* start Data records *

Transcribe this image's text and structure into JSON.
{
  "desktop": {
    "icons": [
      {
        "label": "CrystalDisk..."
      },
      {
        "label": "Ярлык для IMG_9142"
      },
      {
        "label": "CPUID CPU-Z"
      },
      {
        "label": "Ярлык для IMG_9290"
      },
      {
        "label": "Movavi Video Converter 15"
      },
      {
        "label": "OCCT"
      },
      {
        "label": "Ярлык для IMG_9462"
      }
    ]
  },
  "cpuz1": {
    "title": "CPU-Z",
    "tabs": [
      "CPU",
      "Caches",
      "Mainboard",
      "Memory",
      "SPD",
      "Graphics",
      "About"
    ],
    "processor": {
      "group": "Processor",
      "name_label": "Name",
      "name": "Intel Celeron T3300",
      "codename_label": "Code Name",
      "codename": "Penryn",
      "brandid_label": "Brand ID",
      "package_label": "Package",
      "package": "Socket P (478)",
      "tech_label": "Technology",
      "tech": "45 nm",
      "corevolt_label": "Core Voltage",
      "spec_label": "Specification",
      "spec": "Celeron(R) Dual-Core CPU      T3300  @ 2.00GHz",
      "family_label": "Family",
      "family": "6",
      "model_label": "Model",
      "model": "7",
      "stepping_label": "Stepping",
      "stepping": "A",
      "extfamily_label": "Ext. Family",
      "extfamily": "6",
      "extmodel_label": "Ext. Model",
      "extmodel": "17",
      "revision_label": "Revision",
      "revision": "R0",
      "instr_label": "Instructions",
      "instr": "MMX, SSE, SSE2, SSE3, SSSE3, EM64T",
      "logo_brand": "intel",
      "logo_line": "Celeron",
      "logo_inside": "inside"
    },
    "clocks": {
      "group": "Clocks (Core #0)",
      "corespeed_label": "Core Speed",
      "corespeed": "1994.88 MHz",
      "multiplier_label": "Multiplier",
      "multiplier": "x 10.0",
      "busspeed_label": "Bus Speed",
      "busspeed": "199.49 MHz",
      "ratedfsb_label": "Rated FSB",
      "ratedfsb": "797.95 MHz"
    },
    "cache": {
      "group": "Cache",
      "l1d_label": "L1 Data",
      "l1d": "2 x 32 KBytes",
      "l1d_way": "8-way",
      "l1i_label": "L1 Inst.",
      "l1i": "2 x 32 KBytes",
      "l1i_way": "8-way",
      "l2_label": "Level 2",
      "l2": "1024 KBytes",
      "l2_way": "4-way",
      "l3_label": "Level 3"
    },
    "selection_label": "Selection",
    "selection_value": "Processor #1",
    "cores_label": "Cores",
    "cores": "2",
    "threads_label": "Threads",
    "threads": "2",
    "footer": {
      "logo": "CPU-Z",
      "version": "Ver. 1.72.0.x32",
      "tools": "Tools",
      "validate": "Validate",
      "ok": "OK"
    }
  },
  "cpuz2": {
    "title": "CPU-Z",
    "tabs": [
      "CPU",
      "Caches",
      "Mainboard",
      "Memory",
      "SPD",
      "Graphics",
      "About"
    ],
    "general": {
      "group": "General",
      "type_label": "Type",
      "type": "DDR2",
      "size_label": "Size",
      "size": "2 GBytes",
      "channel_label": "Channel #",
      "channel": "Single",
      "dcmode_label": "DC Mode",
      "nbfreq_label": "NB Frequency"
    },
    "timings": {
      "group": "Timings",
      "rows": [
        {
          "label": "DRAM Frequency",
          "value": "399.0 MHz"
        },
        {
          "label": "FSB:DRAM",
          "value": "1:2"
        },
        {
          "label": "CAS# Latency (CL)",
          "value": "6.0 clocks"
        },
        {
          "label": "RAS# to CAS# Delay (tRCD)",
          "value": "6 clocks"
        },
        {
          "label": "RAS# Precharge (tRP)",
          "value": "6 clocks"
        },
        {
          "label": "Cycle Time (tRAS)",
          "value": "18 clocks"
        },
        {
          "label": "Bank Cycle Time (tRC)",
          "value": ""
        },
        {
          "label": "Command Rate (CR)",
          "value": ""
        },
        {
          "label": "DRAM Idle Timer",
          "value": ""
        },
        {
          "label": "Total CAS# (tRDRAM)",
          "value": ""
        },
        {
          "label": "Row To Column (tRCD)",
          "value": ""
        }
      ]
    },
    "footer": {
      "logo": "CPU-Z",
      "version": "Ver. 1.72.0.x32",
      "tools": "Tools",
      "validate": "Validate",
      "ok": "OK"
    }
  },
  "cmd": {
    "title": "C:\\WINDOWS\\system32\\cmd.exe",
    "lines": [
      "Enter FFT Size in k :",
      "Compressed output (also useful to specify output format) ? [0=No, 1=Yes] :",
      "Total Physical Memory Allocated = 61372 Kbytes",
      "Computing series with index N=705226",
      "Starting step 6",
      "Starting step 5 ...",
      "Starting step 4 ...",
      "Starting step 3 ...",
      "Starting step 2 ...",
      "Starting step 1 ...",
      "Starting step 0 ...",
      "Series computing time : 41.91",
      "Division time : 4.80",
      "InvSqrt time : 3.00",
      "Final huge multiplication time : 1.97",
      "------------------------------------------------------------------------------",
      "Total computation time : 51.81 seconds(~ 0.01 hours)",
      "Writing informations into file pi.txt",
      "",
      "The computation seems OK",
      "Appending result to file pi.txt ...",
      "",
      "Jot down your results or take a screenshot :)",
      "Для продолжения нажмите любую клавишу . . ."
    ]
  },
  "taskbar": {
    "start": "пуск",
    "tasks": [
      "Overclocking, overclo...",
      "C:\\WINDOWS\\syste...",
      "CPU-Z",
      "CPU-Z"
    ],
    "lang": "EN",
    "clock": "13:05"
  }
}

* end Data records *

Using the data above, repeat every line exactly.

Transcribe this image's text and structure into JSON.
{
  "desktop": {
    "icons": [
      {
        "label": "CrystalDisk..."
      },
      {
        "label": "Ярлык для IMG_9142"
      },
      {
        "label": "CPUID CPU-Z"
      },
      {
        "label": "Ярлык для IMG_9290"
      },
      {
        "label": "Movavi Video Converter 15"
      },
      {
        "label": "OCCT"
      },
      {
        "label": "Ярлык для IMG_9462"
      }
    ]
  },
  "cpuz1": {
    "title": "CPU-Z",
    "tabs": [
      "CPU",
      "Caches",
      "Mainboard",
      "Memory",
      "SPD",
      "Graphics",
      "About"
    ],
    "processor": {
      "group": "Processor",
      "name_label": "Name",
      "name": "Intel Celeron T3300",
      "codename_label": "Code Name",
      "codename": "Penryn",
      "brandid_label": "Brand ID",
      "package_label": "Package",
      "package": "Socket P (478)",
      "tech_label": "Technology",
      "tech": "45 nm",
      "corevolt_label": "Core Voltage",
      "spec_label": "Specification",
      "spec": "Celeron(R) Dual-Core CPU      T3300  @ 2.00GHz",
      "family_label": "Family",
      "family": "6",
      "model_label": "Model",
      "model": "7",
      "stepping_label": "Stepping",
      "stepping": "A",
      "extfamily_label": "Ext. Family",
      "extfamily": "6",
      "extmodel_label": "Ext. Model",
      "extmodel": "17",
      "revision_label": "Revision",
      "revision": "R0",
      "instr_label": "Instructions",
      "instr": "MMX, SSE, SSE2, SSE3, SSSE3, EM64T",
      "logo_brand": "intel",
      "logo_line": "Celeron",
      "logo_inside": "inside"
    },
    "clocks": {
      "group": "Clocks (Core #0)",
      "corespeed_label": "Core Speed",
      "corespeed": "1994.88 MHz",
      "multiplier_label": "Multiplier",
      "multiplier": "x 10.0",
      "busspeed_label": "Bus Speed",
      "busspeed": "199.49 MHz",
      "ratedfsb_label": "Rated FSB",
      "ratedfsb": "797.95 MHz"
    },
    "cache": {
      "group": "Cache",
      "l1d_label": "L1 Data",
      "l1d": "2 x 32 KBytes",
      "l1d_way": "8-way",
      "l1i_label": "L1 Inst.",
      "l1i": "2 x 32 KBytes",
      "l1i_way": "8-way",
      "l2_label": "Level 2",
      "l2": "1024 KBytes",
      "l2_way": "4-way",
      "l3_label": "Level 3"
    },
    "selection_label": "Selection",
    "selection_value": "Processor #1",
    "cores_label": "Cores",
    "cores": "2",
    "threads_label": "Threads",
    "threads": "2",
    "footer": {
      "logo": "CPU-Z",
      "version": "Ver. 1.72.0.x32",
      "tools": "Tools",
      "validate": "Validate",
      "ok": "OK"
    }
  },
  "cpuz2": {
    "title": "CPU-Z",
    "tabs": [
      "CPU",
      "Caches",
      "Mainboard",
      "Memory",
      "SPD",
      "Graphics",
      "About"
    ],
    "general": {
      "group": "General",
      "type_label": "Type",
      "type": "DDR2",
      "size_label": "Size",
      "size": "2 GBytes",
      "channel_label": "Channel #",
      "channel": "Single",
      "dcmode_label": "DC Mode",
      "nbfreq_label": "NB Frequency"
    },
    "timings": {
      "group": "Timings",
      "rows": [
        {
          "label": "DRAM Frequency",
          "value": "399.0 MHz"
        },
        {
          "label": "FSB:DRAM",
          "value": "1:2"
        },
        {
          "label": "CAS# Latency (CL)",
          "value": "6.0 clocks"
        },
        {
          "label": "RAS# to CAS# Delay (tRCD)",
          "value": "6 clocks"
        },
        {
          "label": "RAS# Precharge (tRP)",
          "value": "6 clocks"
        },
        {
          "label": "Cycle Time (tRAS)",
          "value": "18 clocks"
        },
        {
          "label": "Bank Cycle Time (tRC)",
          "value": ""
        },
        {
          "label": "Command Rate (CR)",
          "value": ""
        },
        {
          "label": "DRAM Idle Timer",
          "value": ""
        },
        {
          "label": "Total CAS# (tRDRAM)",
          "value": ""
        },
        {
          "label": "Row To Column (tRCD)",
          "value": ""
        }
      ]
    },
    "footer": {
      "logo": "CPU-Z",
      "version": "Ver. 1.72.0.x32",
      "tools": "Tools",
      "validate": "Validate",
      "ok": "OK"
    }
  },
  "cmd": {
    "title": "C:\\WINDOWS\\system32\\cmd.exe",
    "lines": [
      "Enter FFT Size in k :",
      "Compressed output (also useful to specify output format) ? [0=No, 1=Yes] :",
      "Total Physical Memory Allocated = 61372 Kbytes",
      "Computing series with index N=705226",
      "Starting step 6",
      "Starting step 5 ...",
      "Starting step 4 ...",
      "Starting step 3 ...",
      "Starting step 2 ...",
      "Starting step 1 ...",
      "Starting step 0 ...",
      "Series computing time : 41.91",
      "Division time : 4.80",
      "InvSqrt time : 3.00",
      "Final huge multiplication time : 1.97",
      "------------------------------------------------------------------------------",
      "Total computation time : 51.81 seconds(~ 0.01 hours)",
      "Writing informations into file pi.txt",
      "",
      "The computation seems OK",
      "Appending result to file pi.txt ...",
      "",
      "Jot down your results or take a screenshot :)",
      "Для продолжения нажмите любую клавишу . . ."
    ]
  },
  "taskbar": {
    "start": "пуск",
    "tasks": [
      "Overclocking, overclo...",
      "C:\\WINDOWS\\syste...",
      "CPU-Z",
      "CPU-Z"
    ],
    "lang": "EN",
    "clock": "13:05"
  }
}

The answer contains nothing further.